» **Stated task**
Your answer should be one number: how many lines of the data include the string "Ella"?
### Listing
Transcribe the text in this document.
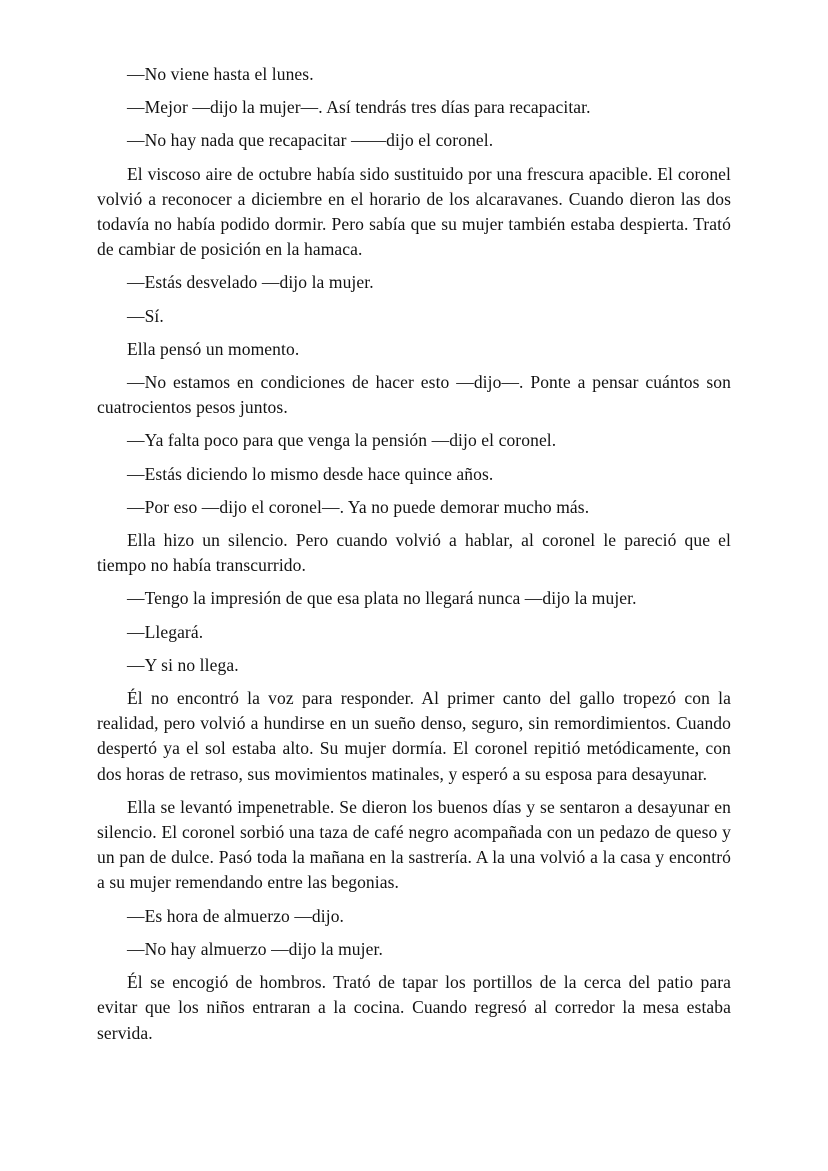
—No viene hasta el lunes.

—Mejor —dijo la mujer—. Así tendrás tres días para recapacitar.

—No hay nada que recapacitar ——dijo el coronel.

El viscoso aire de octubre había sido sustituido por una frescura apacible. El coronel volvió a reconocer a diciembre en el horario de los alcaravanes. Cuando dieron las dos todavía no había podido dormir. Pero sabía que su mujer también estaba despierta. Trató de cambiar de posición en la hamaca.

—Estás desvelado —dijo la mujer.

—Sí.

Ella pensó un momento.

—No estamos en condiciones de hacer esto —dijo—. Ponte a pensar cuántos son cuatrocientos pesos juntos.

—Ya falta poco para que venga la pensión —dijo el coronel.

—Estás diciendo lo mismo desde hace quince años.

—Por eso —dijo el coronel—. Ya no puede demorar mucho más.

Ella hizo un silencio. Pero cuando volvió a hablar, al coronel le pareció que el tiempo no había transcurrido.

—Tengo la impresión de que esa plata no llegará nunca —dijo la mujer.

—Llegará.

—Y si no llega.

Él no encontró la voz para responder. Al primer canto del gallo tropezó con la realidad, pero volvió a hundirse en un sueño denso, seguro, sin remordimientos. Cuando despertó ya el sol estaba alto. Su mujer dormía. El coronel repitió metódicamente, con dos horas de retraso, sus movimientos matinales, y esperó a su esposa para desayunar.

Ella se levantó impenetrable. Se dieron los buenos días y se sentaron a desayunar en silencio. El coronel sorbió una taza de café negro acompañada con un pedazo de queso y un pan de dulce. Pasó toda la mañana en la sastrería. A la una volvió a la casa y encontró a su mujer remendando entre las begonias.

—Es hora de almuerzo —dijo.

—No hay almuerzo —dijo la mujer.

Él se encogió de hombros. Trató de tapar los portillos de la cerca del patio para evitar que los niños entraran a la cocina. Cuando regresó al corredor la mesa estaba servida.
######
» **Result of the exercise**
3